Start of Records for this exercise

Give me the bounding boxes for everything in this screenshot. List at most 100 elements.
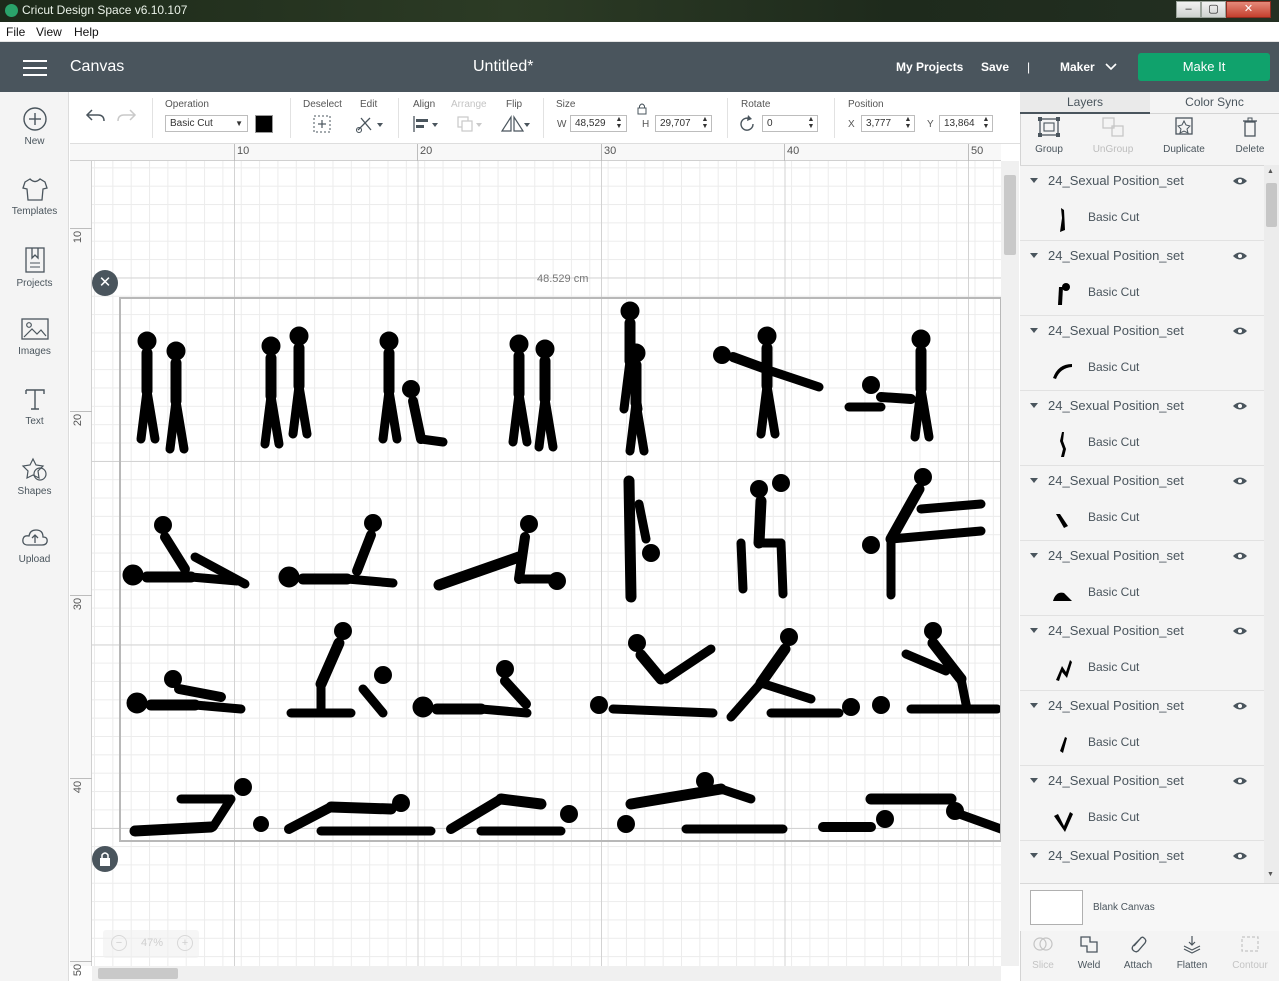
x-stepper-icon[interactable]: ▲ ▼	[904, 116, 912, 131]
sidebar-item-new[interactable]: New	[0, 106, 69, 170]
expand-arrow-icon[interactable]	[1030, 178, 1038, 183]
group-button[interactable]: Group	[1019, 116, 1079, 162]
layer-group[interactable]: 24_Sexual Position_set Basic Cut	[1020, 166, 1264, 241]
zoom-in-button[interactable]: +	[177, 935, 193, 951]
figure-group	[129, 778, 269, 837]
hamburger-menu-icon[interactable]	[23, 60, 47, 76]
tab-color-sync[interactable]: Color Sync	[1150, 92, 1279, 114]
expand-arrow-icon[interactable]	[1030, 478, 1038, 483]
blank-canvas-swatch[interactable]	[1030, 890, 1083, 925]
expand-arrow-icon[interactable]	[1030, 703, 1038, 708]
scroll-up-icon[interactable]: ▲	[1267, 168, 1274, 175]
delete-handle-icon[interactable]: ✕	[92, 270, 118, 296]
layer-item[interactable]: Basic Cut	[1020, 802, 1264, 840]
layer-group[interactable]: 24_Sexual Position_set Basic Cut	[1020, 616, 1264, 691]
maximize-icon[interactable]: ▢	[1201, 1, 1226, 18]
delete-button[interactable]: Delete	[1220, 116, 1279, 162]
eye-icon[interactable]	[1232, 851, 1248, 861]
rotate-stepper-icon[interactable]: ▲ ▼	[807, 116, 815, 131]
eye-icon[interactable]	[1232, 401, 1248, 411]
eye-icon[interactable]	[1232, 326, 1248, 336]
layer-group[interactable]: 24_Sexual Position_set Basic Cut	[1020, 691, 1264, 766]
y-stepper-icon[interactable]: ▲ ▼	[982, 116, 990, 131]
eye-icon[interactable]	[1232, 476, 1248, 486]
layer-item[interactable]: Basic Cut	[1020, 502, 1264, 540]
weld-button[interactable]: Weld	[1064, 934, 1114, 978]
layers-scroll-thumb[interactable]	[1266, 183, 1277, 227]
canvas-horizontal-scroll-thumb[interactable]	[98, 968, 178, 979]
slice-button[interactable]: Slice	[1018, 934, 1068, 978]
expand-arrow-icon[interactable]	[1030, 628, 1038, 633]
sidebar-item-text[interactable]: Text	[0, 386, 69, 450]
canvas-horizontal-scrollbar[interactable]	[92, 966, 1001, 981]
eye-icon[interactable]	[1232, 176, 1248, 186]
flip-icon[interactable]	[499, 114, 531, 134]
width-stepper-icon[interactable]: ▲ ▼	[615, 116, 623, 131]
undo-icon[interactable]	[84, 106, 106, 124]
document-title[interactable]: Untitled*	[473, 58, 533, 76]
selection-bounding-box[interactable]	[119, 297, 1002, 842]
duplicate-button[interactable]: Duplicate	[1154, 116, 1214, 162]
expand-arrow-icon[interactable]	[1030, 778, 1038, 783]
eye-icon[interactable]	[1232, 551, 1248, 561]
lock-aspect-icon[interactable]	[636, 102, 648, 116]
canvas-vertical-scrollbar[interactable]	[1001, 161, 1019, 966]
attach-button[interactable]: Attach	[1113, 934, 1163, 978]
expand-arrow-icon[interactable]	[1030, 403, 1038, 408]
contour-button[interactable]: Contour	[1225, 934, 1275, 978]
zoom-out-button[interactable]: −	[111, 935, 127, 951]
expand-arrow-icon[interactable]	[1030, 253, 1038, 258]
expand-arrow-icon[interactable]	[1030, 853, 1038, 858]
height-stepper-icon[interactable]: ▲ ▼	[701, 116, 709, 131]
layer-group[interactable]: 24_Sexual Position_set Basic Cut	[1020, 766, 1264, 841]
layer-group[interactable]: 24_Sexual Position_set Basic Cut	[1020, 391, 1264, 466]
expand-arrow-icon[interactable]	[1030, 328, 1038, 333]
menu-file[interactable]: File	[6, 25, 25, 39]
edit-scissors-icon[interactable]	[355, 114, 385, 134]
eye-icon[interactable]	[1232, 776, 1248, 786]
layers-scrollbar[interactable]: ▲ ▼	[1264, 165, 1279, 883]
layer-item[interactable]: Basic Cut	[1020, 427, 1264, 465]
layer-item[interactable]: Basic Cut	[1020, 277, 1264, 315]
expand-arrow-icon[interactable]	[1030, 553, 1038, 558]
layer-group[interactable]: 24_Sexual Position_set Basic Cut	[1020, 241, 1264, 316]
sidebar-item-upload[interactable]: Upload	[0, 526, 69, 590]
layer-group[interactable]: 24_Sexual Position_set Basic Cut	[1020, 316, 1264, 391]
sidebar-item-images[interactable]: Images	[0, 316, 69, 380]
make-it-button[interactable]: Make It	[1138, 53, 1270, 81]
eye-icon[interactable]	[1232, 626, 1248, 636]
sidebar-item-projects[interactable]: Projects	[0, 246, 69, 310]
deselect-icon[interactable]	[312, 114, 332, 134]
save-link[interactable]: Save	[981, 60, 1009, 74]
eye-icon[interactable]	[1232, 701, 1248, 711]
sidebar-item-templates[interactable]: Templates	[0, 176, 69, 240]
sidebar-item-shapes[interactable]: Shapes	[0, 456, 69, 520]
layer-item[interactable]: Basic Cut	[1020, 202, 1264, 240]
color-swatch[interactable]	[255, 115, 273, 133]
canvas-vertical-scroll-thumb[interactable]	[1004, 175, 1016, 255]
layer-item[interactable]: Basic Cut	[1020, 352, 1264, 390]
scroll-down-icon[interactable]: ▼	[1267, 871, 1274, 878]
layer-item[interactable]: Basic Cut	[1020, 727, 1264, 765]
menu-view[interactable]: View	[36, 25, 62, 39]
my-projects-link[interactable]: My Projects	[896, 60, 963, 74]
machine-select[interactable]: Maker	[1060, 60, 1095, 74]
redo-icon[interactable]	[116, 106, 138, 124]
chevron-down-icon[interactable]	[1104, 62, 1118, 72]
layer-item[interactable]: Basic Cut	[1020, 652, 1264, 690]
layer-group[interactable]: 24_Sexual Position_set Basic Cut	[1020, 541, 1264, 616]
eye-icon[interactable]	[1232, 251, 1248, 261]
arrange-icon[interactable]	[455, 114, 485, 134]
flatten-button[interactable]: Flatten	[1167, 934, 1217, 978]
operation-select[interactable]: Basic Cut ▼	[165, 115, 248, 132]
minimize-icon[interactable]: –	[1176, 1, 1201, 18]
align-icon[interactable]	[411, 114, 441, 134]
layer-item[interactable]: Basic Cut	[1020, 577, 1264, 615]
layer-group[interactable]: 24_Sexual Position_set Basic Cut	[1020, 466, 1264, 541]
close-window-icon[interactable]: ✕	[1226, 1, 1271, 18]
lock-handle-icon[interactable]	[92, 846, 118, 872]
layer-group[interactable]: 24_Sexual Position_set	[1020, 841, 1264, 883]
tab-layers[interactable]: Layers	[1020, 92, 1150, 114]
ungroup-button[interactable]: UnGroup	[1083, 116, 1143, 162]
menu-help[interactable]: Help	[74, 25, 99, 39]
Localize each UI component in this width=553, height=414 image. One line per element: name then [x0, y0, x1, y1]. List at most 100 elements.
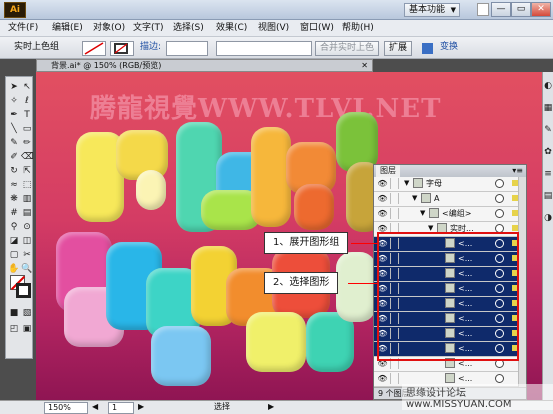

End of Records for this exercise

→ Aim
Extract every line of the records above verbatim, leaving out the pictures.

→ Output for this exercise
Give me the bounding boxes for everything in this screenshot. List at most 100 elements.
x-stepper-icon[interactable]: ▲ ▼	[904, 116, 912, 131]
sidebar-item-new[interactable]: New	[0, 106, 69, 170]
expand-arrow-icon[interactable]	[1030, 178, 1038, 183]
group-button[interactable]: Group	[1019, 116, 1079, 162]
layer-group[interactable]: 24_Sexual Position_set Basic Cut	[1020, 166, 1264, 241]
zoom-in-button[interactable]: +	[177, 935, 193, 951]
figure-group	[129, 778, 269, 837]
hamburger-menu-icon[interactable]	[23, 60, 47, 76]
tab-color-sync[interactable]: Color Sync	[1150, 92, 1279, 114]
expand-arrow-icon[interactable]	[1030, 478, 1038, 483]
blank-canvas-swatch[interactable]	[1030, 890, 1083, 925]
expand-arrow-icon[interactable]	[1030, 703, 1038, 708]
scroll-up-icon[interactable]: ▲	[1267, 168, 1274, 175]
delete-handle-icon[interactable]: ✕	[92, 270, 118, 296]
layer-item[interactable]: Basic Cut	[1020, 802, 1264, 840]
layer-group[interactable]: 24_Sexual Position_set Basic Cut	[1020, 616, 1264, 691]
maximize-icon[interactable]: ▢	[1201, 1, 1226, 18]
delete-button[interactable]: Delete	[1220, 116, 1279, 162]
eye-icon[interactable]	[1232, 851, 1248, 861]
rotate-stepper-icon[interactable]: ▲ ▼	[807, 116, 815, 131]
eye-icon[interactable]	[1232, 401, 1248, 411]
eye-icon[interactable]	[1232, 326, 1248, 336]
layer-group[interactable]: 24_Sexual Position_set Basic Cut	[1020, 691, 1264, 766]
y-stepper-icon[interactable]: ▲ ▼	[982, 116, 990, 131]
eye-icon[interactable]	[1232, 476, 1248, 486]
layer-item[interactable]: Basic Cut	[1020, 502, 1264, 540]
weld-button[interactable]: Weld	[1064, 934, 1114, 978]
layers-scroll-thumb[interactable]	[1266, 183, 1277, 227]
canvas-horizontal-scroll-thumb[interactable]	[98, 968, 178, 979]
slice-button[interactable]: Slice	[1018, 934, 1068, 978]
expand-arrow-icon[interactable]	[1030, 628, 1038, 633]
sidebar-item-text[interactable]: Text	[0, 386, 69, 450]
canvas-horizontal-scrollbar[interactable]	[92, 966, 1001, 981]
eye-icon[interactable]	[1232, 176, 1248, 186]
flip-icon[interactable]	[499, 114, 531, 134]
width-stepper-icon[interactable]: ▲ ▼	[615, 116, 623, 131]
undo-icon[interactable]	[84, 106, 106, 124]
document-title[interactable]: Untitled*	[473, 58, 533, 76]
selection-bounding-box[interactable]	[119, 297, 1002, 842]
duplicate-button[interactable]: Duplicate	[1154, 116, 1214, 162]
expand-arrow-icon[interactable]	[1030, 778, 1038, 783]
eye-icon[interactable]	[1232, 551, 1248, 561]
lock-aspect-icon[interactable]	[636, 102, 648, 116]
canvas-vertical-scrollbar[interactable]	[1001, 161, 1019, 966]
attach-button[interactable]: Attach	[1113, 934, 1163, 978]
expand-arrow-icon[interactable]	[1030, 403, 1038, 408]
contour-button[interactable]: Contour	[1225, 934, 1275, 978]
zoom-out-button[interactable]: −	[111, 935, 127, 951]
expand-arrow-icon[interactable]	[1030, 253, 1038, 258]
expand-arrow-icon[interactable]	[1030, 853, 1038, 858]
height-stepper-icon[interactable]: ▲ ▼	[701, 116, 709, 131]
layer-group[interactable]: 24_Sexual Position_set Basic Cut	[1020, 766, 1264, 841]
layer-group[interactable]: 24_Sexual Position_set Basic Cut	[1020, 391, 1264, 466]
expand-arrow-icon[interactable]	[1030, 328, 1038, 333]
menu-file[interactable]: File	[6, 25, 25, 39]
edit-scissors-icon[interactable]	[355, 114, 385, 134]
eye-icon[interactable]	[1232, 776, 1248, 786]
layers-scrollbar[interactable]: ▲ ▼	[1264, 165, 1279, 883]
layer-item[interactable]: Basic Cut	[1020, 427, 1264, 465]
layer-item[interactable]: Basic Cut	[1020, 277, 1264, 315]
expand-arrow-icon[interactable]	[1030, 553, 1038, 558]
layer-group[interactable]: 24_Sexual Position_set Basic Cut	[1020, 241, 1264, 316]
sidebar-item-upload[interactable]: Upload	[0, 526, 69, 590]
layer-group[interactable]: 24_Sexual Position_set Basic Cut	[1020, 316, 1264, 391]
sidebar-item-images[interactable]: Images	[0, 316, 69, 380]
make-it-button[interactable]: Make It	[1138, 53, 1270, 81]
eye-icon[interactable]	[1232, 626, 1248, 636]
sidebar-item-projects[interactable]: Projects	[0, 246, 69, 310]
deselect-icon[interactable]	[312, 114, 332, 134]
save-link[interactable]: Save	[981, 60, 1009, 74]
eye-icon[interactable]	[1232, 701, 1248, 711]
sidebar-item-templates[interactable]: Templates	[0, 176, 69, 240]
sidebar-item-shapes[interactable]: Shapes	[0, 456, 69, 520]
layer-item[interactable]: Basic Cut	[1020, 202, 1264, 240]
color-swatch[interactable]	[255, 115, 273, 133]
canvas-vertical-scroll-thumb[interactable]	[1004, 175, 1016, 255]
layer-item[interactable]: Basic Cut	[1020, 352, 1264, 390]
scroll-down-icon[interactable]: ▼	[1267, 871, 1274, 878]
layer-item[interactable]: Basic Cut	[1020, 727, 1264, 765]
menu-view[interactable]: View	[36, 25, 62, 39]
my-projects-link[interactable]: My Projects	[896, 60, 963, 74]
machine-select[interactable]: Maker	[1060, 60, 1095, 74]
redo-icon[interactable]	[116, 106, 138, 124]
chevron-down-icon[interactable]	[1104, 62, 1118, 72]
layer-item[interactable]: Basic Cut	[1020, 652, 1264, 690]
layer-group[interactable]: 24_Sexual Position_set Basic Cut	[1020, 541, 1264, 616]
eye-icon[interactable]	[1232, 251, 1248, 261]
arrange-icon[interactable]	[455, 114, 485, 134]
flatten-button[interactable]: Flatten	[1167, 934, 1217, 978]
operation-select[interactable]: Basic Cut ▼	[165, 115, 248, 132]
minimize-icon[interactable]: –	[1176, 1, 1201, 18]
align-icon[interactable]	[411, 114, 441, 134]
layer-item[interactable]: Basic Cut	[1020, 577, 1264, 615]
layer-group[interactable]: 24_Sexual Position_set Basic Cut	[1020, 466, 1264, 541]
close-window-icon[interactable]: ✕	[1226, 1, 1271, 18]
lock-handle-icon[interactable]	[92, 846, 118, 872]
layer-group[interactable]: 24_Sexual Position_set	[1020, 841, 1264, 883]
tab-layers[interactable]: Layers	[1020, 92, 1150, 114]
ungroup-button[interactable]: UnGroup	[1083, 116, 1143, 162]
menu-help[interactable]: Help	[74, 25, 99, 39]
Localize each UI component in this width=553, height=414 image. One line per element: name then [x0, y0, x1, y1]. List at most 100 elements.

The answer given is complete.